__Instruction__: Pull out from the material below all lines with "name".

[Figure record listings]
* * *

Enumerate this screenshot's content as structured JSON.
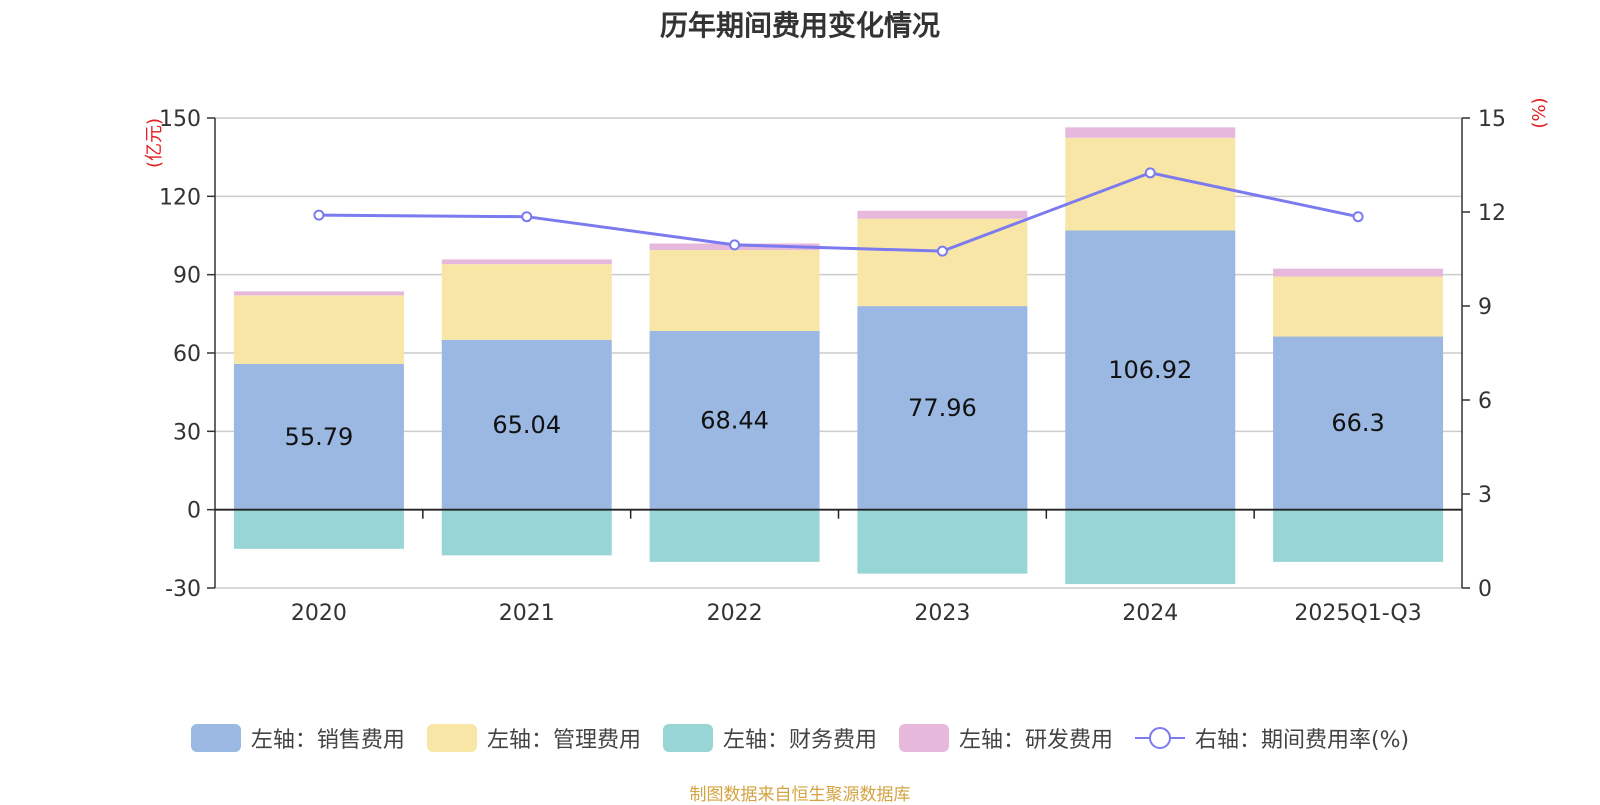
{
  "colors": {
    "sales": "#9bb8e2",
    "admin": "#f8e6a6",
    "finance": "#98d5d5",
    "rnd": "#e6b8dc",
    "rate": "#7b7bef",
    "unit": "#e02020",
    "source": "#d4a340"
  },
  "chart_data": {
    "type": "bar",
    "title": "历年期间费用变化情况",
    "categories": [
      "2020",
      "2021",
      "2022",
      "2023",
      "2024",
      "2025Q1-Q3"
    ],
    "left_axis": {
      "unit": "(亿元)",
      "ylim": [
        -30,
        150
      ],
      "ticks": [
        "150",
        "120",
        "90",
        "60",
        "30",
        "0",
        "-30"
      ]
    },
    "right_axis": {
      "unit": "(%)",
      "ylim": [
        0,
        15
      ],
      "ticks": [
        "15",
        "12",
        "9",
        "6",
        "3",
        "0"
      ]
    },
    "series": [
      {
        "name": "左轴：销售费用",
        "key": "sales",
        "values": [
          55.79,
          65.04,
          68.44,
          77.96,
          106.92,
          66.3
        ],
        "labels": [
          "55.79",
          "65.04",
          "68.44",
          "77.96",
          "106.92",
          "66.3"
        ]
      },
      {
        "name": "左轴：管理费用",
        "key": "admin",
        "values": [
          26.3,
          29.0,
          31.0,
          33.5,
          35.5,
          23.0
        ]
      },
      {
        "name": "左轴：财务费用",
        "key": "finance",
        "values": [
          -15.0,
          -17.5,
          -20.0,
          -24.5,
          -28.5,
          -20.0
        ]
      },
      {
        "name": "左轴：研发费用",
        "key": "rnd",
        "values": [
          1.5,
          1.8,
          2.5,
          3.0,
          4.0,
          3.0
        ]
      },
      {
        "name": "右轴：期间费用率(%)",
        "key": "rate",
        "type": "line",
        "axis": "right",
        "values": [
          11.9,
          11.85,
          10.95,
          10.75,
          13.25,
          11.85
        ]
      }
    ]
  },
  "source": "制图数据来自恒生聚源数据库"
}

* * *

__Output__:
        "name": "左轴：销售费用",
        "name": "左轴：管理费用",
        "name": "左轴：财务费用",
        "name": "左轴：研发费用",
        "name": "右轴：期间费用率(%)",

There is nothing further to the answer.